Only a number is wanted: how many lines of the entries include the string "доходах"?

* START *

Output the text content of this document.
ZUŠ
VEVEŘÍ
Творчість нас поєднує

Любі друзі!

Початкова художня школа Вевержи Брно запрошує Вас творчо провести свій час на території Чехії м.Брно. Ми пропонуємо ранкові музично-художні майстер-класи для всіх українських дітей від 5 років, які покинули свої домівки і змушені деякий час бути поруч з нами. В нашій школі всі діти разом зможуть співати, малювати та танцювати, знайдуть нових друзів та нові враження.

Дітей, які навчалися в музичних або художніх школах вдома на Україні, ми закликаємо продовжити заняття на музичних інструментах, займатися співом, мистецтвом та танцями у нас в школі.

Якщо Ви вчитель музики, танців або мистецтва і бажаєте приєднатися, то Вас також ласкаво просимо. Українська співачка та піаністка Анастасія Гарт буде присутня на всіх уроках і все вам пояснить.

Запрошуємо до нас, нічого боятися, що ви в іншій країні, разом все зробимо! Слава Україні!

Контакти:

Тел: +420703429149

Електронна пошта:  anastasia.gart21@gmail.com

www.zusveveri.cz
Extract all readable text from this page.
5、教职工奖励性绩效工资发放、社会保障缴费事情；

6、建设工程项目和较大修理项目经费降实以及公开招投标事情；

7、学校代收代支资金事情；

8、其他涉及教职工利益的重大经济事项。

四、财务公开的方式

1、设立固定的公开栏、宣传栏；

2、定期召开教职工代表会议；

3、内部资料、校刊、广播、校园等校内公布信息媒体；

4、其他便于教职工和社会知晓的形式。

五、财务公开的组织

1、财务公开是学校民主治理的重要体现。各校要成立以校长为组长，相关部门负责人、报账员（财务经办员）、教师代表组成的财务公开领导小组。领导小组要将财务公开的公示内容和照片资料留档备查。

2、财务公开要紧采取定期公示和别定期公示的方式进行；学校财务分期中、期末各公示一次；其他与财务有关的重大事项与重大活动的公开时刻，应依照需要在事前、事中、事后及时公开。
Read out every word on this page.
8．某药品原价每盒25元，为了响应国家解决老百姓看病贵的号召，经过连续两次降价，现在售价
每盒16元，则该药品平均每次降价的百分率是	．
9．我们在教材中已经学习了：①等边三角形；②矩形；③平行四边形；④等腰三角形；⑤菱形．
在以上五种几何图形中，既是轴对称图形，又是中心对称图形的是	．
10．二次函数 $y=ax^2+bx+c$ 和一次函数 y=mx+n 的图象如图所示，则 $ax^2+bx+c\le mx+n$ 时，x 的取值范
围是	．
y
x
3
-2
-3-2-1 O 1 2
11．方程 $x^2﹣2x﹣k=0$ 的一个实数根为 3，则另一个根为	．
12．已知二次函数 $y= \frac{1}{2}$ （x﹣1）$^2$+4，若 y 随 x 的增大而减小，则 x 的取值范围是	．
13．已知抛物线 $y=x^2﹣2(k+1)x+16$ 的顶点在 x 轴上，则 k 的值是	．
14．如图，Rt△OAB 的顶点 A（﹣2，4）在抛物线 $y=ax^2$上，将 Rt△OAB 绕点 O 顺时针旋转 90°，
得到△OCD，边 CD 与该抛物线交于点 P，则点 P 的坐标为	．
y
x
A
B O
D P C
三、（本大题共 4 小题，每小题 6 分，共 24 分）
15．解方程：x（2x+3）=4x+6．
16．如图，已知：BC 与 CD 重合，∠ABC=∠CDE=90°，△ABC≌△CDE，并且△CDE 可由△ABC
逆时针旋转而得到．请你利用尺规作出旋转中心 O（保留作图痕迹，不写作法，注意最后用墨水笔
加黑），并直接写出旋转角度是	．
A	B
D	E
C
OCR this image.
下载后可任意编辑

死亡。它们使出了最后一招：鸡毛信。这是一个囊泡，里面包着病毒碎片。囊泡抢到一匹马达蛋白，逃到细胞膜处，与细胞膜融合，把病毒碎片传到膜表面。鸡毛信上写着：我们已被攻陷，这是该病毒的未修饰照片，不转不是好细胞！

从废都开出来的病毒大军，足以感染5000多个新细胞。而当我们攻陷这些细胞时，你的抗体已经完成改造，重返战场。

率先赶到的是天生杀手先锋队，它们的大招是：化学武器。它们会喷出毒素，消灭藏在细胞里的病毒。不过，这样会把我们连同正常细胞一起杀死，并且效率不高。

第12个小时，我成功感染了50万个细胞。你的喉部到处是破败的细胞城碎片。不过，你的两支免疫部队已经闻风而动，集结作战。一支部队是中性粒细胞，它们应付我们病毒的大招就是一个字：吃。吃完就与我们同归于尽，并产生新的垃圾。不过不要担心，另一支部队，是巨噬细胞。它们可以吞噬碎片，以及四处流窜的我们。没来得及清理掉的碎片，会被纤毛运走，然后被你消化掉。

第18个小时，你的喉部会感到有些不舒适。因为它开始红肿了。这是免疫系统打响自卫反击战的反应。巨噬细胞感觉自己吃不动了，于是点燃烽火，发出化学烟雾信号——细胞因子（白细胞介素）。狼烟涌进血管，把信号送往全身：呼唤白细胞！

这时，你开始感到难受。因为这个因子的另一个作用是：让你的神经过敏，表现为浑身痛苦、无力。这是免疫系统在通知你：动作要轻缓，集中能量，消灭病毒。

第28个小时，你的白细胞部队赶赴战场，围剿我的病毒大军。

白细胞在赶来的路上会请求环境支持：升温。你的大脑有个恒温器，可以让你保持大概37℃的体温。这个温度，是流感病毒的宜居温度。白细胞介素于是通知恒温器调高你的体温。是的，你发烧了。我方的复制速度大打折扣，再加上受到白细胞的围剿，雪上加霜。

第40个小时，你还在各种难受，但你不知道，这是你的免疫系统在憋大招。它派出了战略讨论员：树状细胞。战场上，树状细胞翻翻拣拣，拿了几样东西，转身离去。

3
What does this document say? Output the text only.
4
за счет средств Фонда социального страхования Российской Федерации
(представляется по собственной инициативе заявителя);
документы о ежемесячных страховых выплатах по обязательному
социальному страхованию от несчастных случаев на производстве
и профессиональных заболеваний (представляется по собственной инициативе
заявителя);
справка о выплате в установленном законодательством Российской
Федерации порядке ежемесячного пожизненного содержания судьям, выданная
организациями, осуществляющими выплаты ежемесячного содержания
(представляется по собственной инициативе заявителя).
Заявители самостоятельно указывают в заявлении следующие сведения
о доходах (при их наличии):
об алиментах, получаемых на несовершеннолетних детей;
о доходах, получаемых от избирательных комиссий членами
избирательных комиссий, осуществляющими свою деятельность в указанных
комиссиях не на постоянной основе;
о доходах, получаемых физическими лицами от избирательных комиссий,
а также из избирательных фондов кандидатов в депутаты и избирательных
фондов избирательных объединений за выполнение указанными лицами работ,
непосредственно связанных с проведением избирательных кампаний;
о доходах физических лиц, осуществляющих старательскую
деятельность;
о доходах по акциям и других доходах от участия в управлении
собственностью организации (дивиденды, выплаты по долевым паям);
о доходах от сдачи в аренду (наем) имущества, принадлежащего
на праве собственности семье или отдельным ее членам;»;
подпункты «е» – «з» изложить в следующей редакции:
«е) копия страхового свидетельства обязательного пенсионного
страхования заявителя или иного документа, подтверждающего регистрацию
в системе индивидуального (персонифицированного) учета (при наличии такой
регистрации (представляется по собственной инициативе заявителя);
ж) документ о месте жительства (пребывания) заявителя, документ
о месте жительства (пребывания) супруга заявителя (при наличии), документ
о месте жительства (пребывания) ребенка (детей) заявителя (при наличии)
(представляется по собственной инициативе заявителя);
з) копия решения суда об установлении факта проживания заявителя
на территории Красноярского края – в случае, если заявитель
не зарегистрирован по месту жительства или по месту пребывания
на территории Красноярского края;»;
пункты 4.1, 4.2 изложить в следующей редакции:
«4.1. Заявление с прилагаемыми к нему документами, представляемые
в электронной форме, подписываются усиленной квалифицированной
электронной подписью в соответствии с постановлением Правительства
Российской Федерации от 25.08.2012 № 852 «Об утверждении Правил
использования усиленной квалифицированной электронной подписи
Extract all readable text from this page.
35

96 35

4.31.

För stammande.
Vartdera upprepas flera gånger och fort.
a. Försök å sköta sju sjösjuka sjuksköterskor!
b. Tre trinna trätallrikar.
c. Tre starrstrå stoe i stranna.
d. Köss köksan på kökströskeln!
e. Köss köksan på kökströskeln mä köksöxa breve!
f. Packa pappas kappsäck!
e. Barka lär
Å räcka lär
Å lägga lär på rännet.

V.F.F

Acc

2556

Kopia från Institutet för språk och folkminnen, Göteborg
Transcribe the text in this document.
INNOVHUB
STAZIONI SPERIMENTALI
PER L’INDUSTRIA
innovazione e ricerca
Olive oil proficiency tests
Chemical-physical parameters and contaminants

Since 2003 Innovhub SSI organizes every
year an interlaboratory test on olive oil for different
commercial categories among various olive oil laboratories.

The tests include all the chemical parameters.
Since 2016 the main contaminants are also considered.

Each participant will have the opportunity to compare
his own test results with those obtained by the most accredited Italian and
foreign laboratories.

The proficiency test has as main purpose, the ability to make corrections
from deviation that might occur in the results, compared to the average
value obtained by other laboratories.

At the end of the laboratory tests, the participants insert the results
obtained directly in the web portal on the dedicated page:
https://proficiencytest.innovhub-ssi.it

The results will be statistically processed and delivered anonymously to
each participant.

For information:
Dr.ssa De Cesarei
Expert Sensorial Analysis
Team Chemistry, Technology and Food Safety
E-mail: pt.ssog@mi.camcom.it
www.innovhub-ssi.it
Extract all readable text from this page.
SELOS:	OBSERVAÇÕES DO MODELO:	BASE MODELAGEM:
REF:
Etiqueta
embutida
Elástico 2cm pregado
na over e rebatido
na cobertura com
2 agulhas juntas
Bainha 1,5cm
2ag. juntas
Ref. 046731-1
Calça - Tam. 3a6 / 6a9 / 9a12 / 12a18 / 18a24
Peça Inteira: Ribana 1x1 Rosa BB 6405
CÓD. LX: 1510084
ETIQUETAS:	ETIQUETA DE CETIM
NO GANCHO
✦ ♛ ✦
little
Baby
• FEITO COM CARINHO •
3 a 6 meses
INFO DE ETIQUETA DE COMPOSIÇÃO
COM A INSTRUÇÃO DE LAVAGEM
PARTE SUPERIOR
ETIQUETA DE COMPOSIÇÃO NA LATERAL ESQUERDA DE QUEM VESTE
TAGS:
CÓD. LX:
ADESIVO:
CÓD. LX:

* END *

• TASK RESULT: 6